# TRECHO FORNECIDO:
- - - - - - -
Tal definição de sentença interlocutória também encontra guarida na doutrina italiana de Alfredo Rocco, defendendo o processualista que "quando o magistrado decide um único ponto do mérito, que está maduro para decisão, tem-se uma sentença interlocutória de mérito; esta sentença no direito comum se chamava interlocutiones vim definitivam habentes". [104]

4.3 Decisões interlocutórias de mérito

As chamadas decisões interlocutórias de mérito são proferidas por meio de tutela antecipada concedida quando um ou mais pedidos cumulados, ou parcela deles, se mostrar incontroverso, conforme disciplinado no parágrafo 6° do artigo 273 do Código de Processo Civil.

Esta modalidade de antecipação de tutela foi acrescentada pela Lei 10.444/02 com fundamentos na doutrina de Marinoni. O processualista já apontava a necessidade de uma tutela antecipada fundada na incontrovérsia parcial da demanda, além das que eram fundadas na situação de urgência (antecipação assecuratória), com base no inciso I do artigo 273, e no abuso do direito de defesa ou manifesto propósito protelatório do réu (antecipação punitiva), com base no inciso II do referido dispositivo. [105]

Com efeito, segundo o jurista paranaense, não haveria razão para prolongar a efetivação da parte incontroversa do direito até o fim da instrução da parte controversa, visto que, sendo assim, haveria a imposição irracional do ônus do tempo processual ao autor que tem razão, agravando o dano marginal causado pelo processo. [106]

Entretanto, deve-se atentar para o fato de que não precisa haver a cumulação de pedidos para que seja concedida a tutela antecipada com base no referido dispositivo. Diversamente do que já fora defendido por Tucci [107], não só apenas a simultaneidade ou multiplicidade de pretensões daria azo à antecipação da parte incontroversa, mas também o pedido único que, por sua natureza, pode ser decomponível. [108]

Zavascki salienta que tal interpretação literal reduziria indevidamente a virtualidade do que fora pretendido pelo legislador com a reforma, sendo perfeitamente possível a concessão da tutela do parágrafo 6° do artigo 273 sobre parcela de um pedido único que seja jurídica e materialmente suscetível de divisão. [109]

A leitura do parágrafo 6°, segundo Dinamarco, deve ser de modo a garantir a sua máxima efetividade, estando coerente com "os pilares sistemáticos do processo civil de resultados" [110], pois a "existência de pedidos cumulados pelo autor é apenas uma das hipóteses em que, a teor do que está na lei, se admite parcial antecipação de tutela". [111]

Pois bem. Visto que a tutela antecipada concedida em relação à parte incontroversa da demanda pode ser deferida não somente no caso de pedidos cumulados como também no caso de pedido único, que seja em sua natureza divisível ou decomponível, resta determinar o campo de incidência desta tutela discorrendo sobre o que se entende por incontrovérsia.
- - - - - - -
# AÇÕES A EXECUTAR:
1. Reproduza, do texto sobre decisões interlocutórias de mérito, o segmento que vai de "A leitura do" até "entende por incontrovérsia.", inclusive.
2. Dê prosseguimento ao texto sobre decisões interlocutórias de mérito a partir do ponto em que ele termina.

# DADOS DE ORIGEM:
- - - - - - -
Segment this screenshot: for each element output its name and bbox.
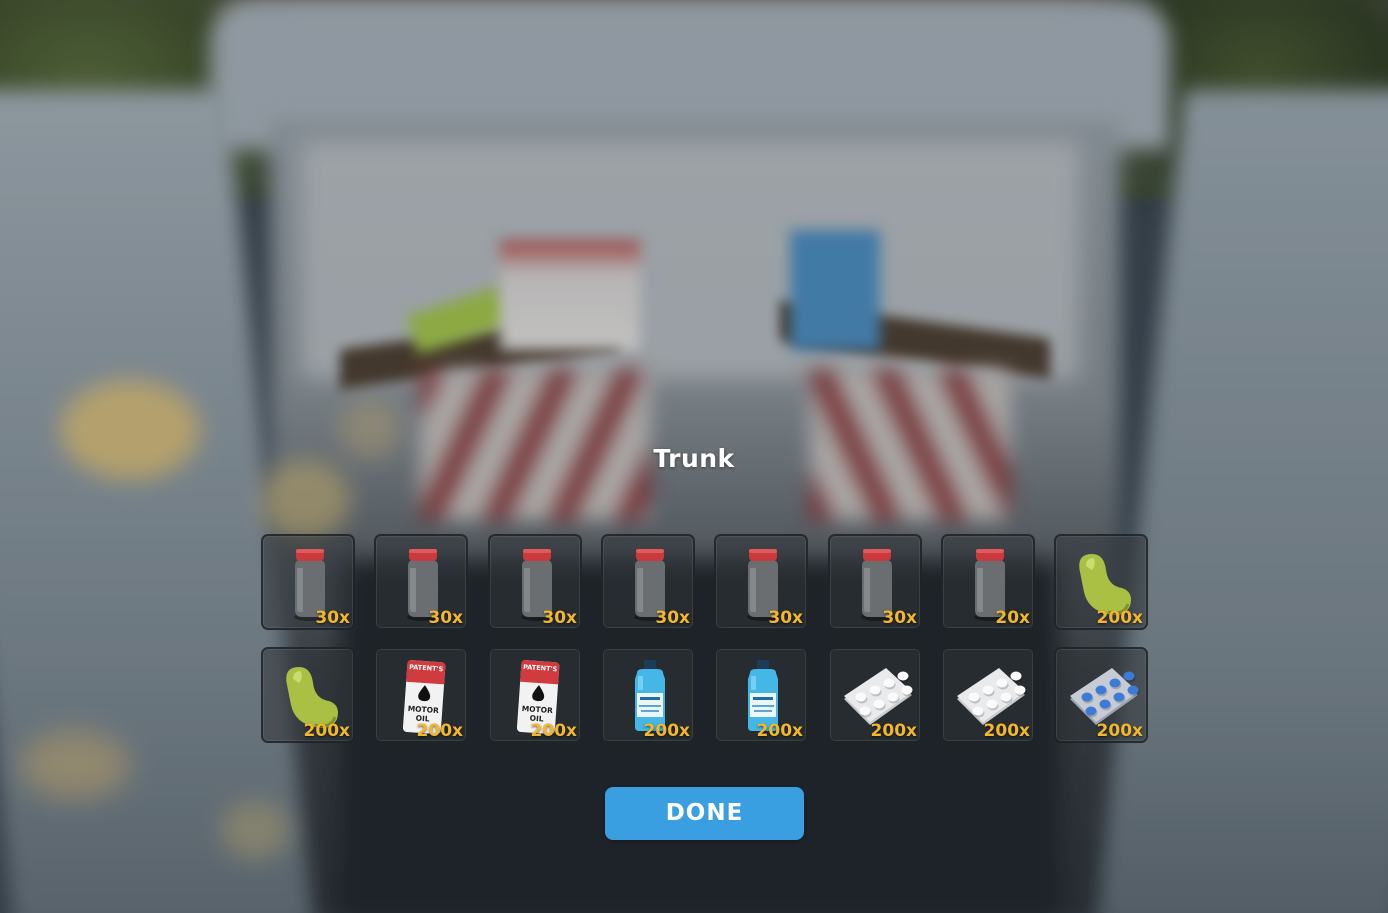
- - - - - - -
# RESPOSTAS REDIGIDAS:
1.
A leitura do parágrafo 6°, segundo Dinamarco, deve ser de modo a garantir a sua máxima efetividade, estando coerente com "os pilares sistemáticos do processo civil de resultados" [110], pois a "existência de pedidos cumulados pelo autor é apenas uma das hipóteses em que, a teor do que está na lei, se admite parcial antecipação de tutela". [111]

Pois bem. Visto que a tutela antecipada concedida em relação à parte incontroversa da demanda pode ser deferida não somente no caso de pedidos cumulados como também no caso de pedido único, que seja em sua natureza divisível ou decomponível, resta determinar o campo de incidência desta tutela discorrendo sobre o que se entende por incontrovérsia.

2.
Como exposto no capítulo anterior, o Estado exerce a sua função jurisdicional de dizer o direito a partir do momento em que tirou do indivíduo o poder de autotutela na defesa de seus interesses. Entretanto, como se extrai dos argumentos de Rogéria Dotti Doria, o Estado por ter chamado para si o poder decisório, deve, por isso, refletir, investigar e examinar as provas para proferir o julgamento. [112]

Desta forma, a análise dos fundamentos jurídicos deduzidos pelas partes do processo, bem como das provas que porventura vierem a ser produzidas, acarreta em uma maior duração do processo para a decisão da controvérsia posta em juízo.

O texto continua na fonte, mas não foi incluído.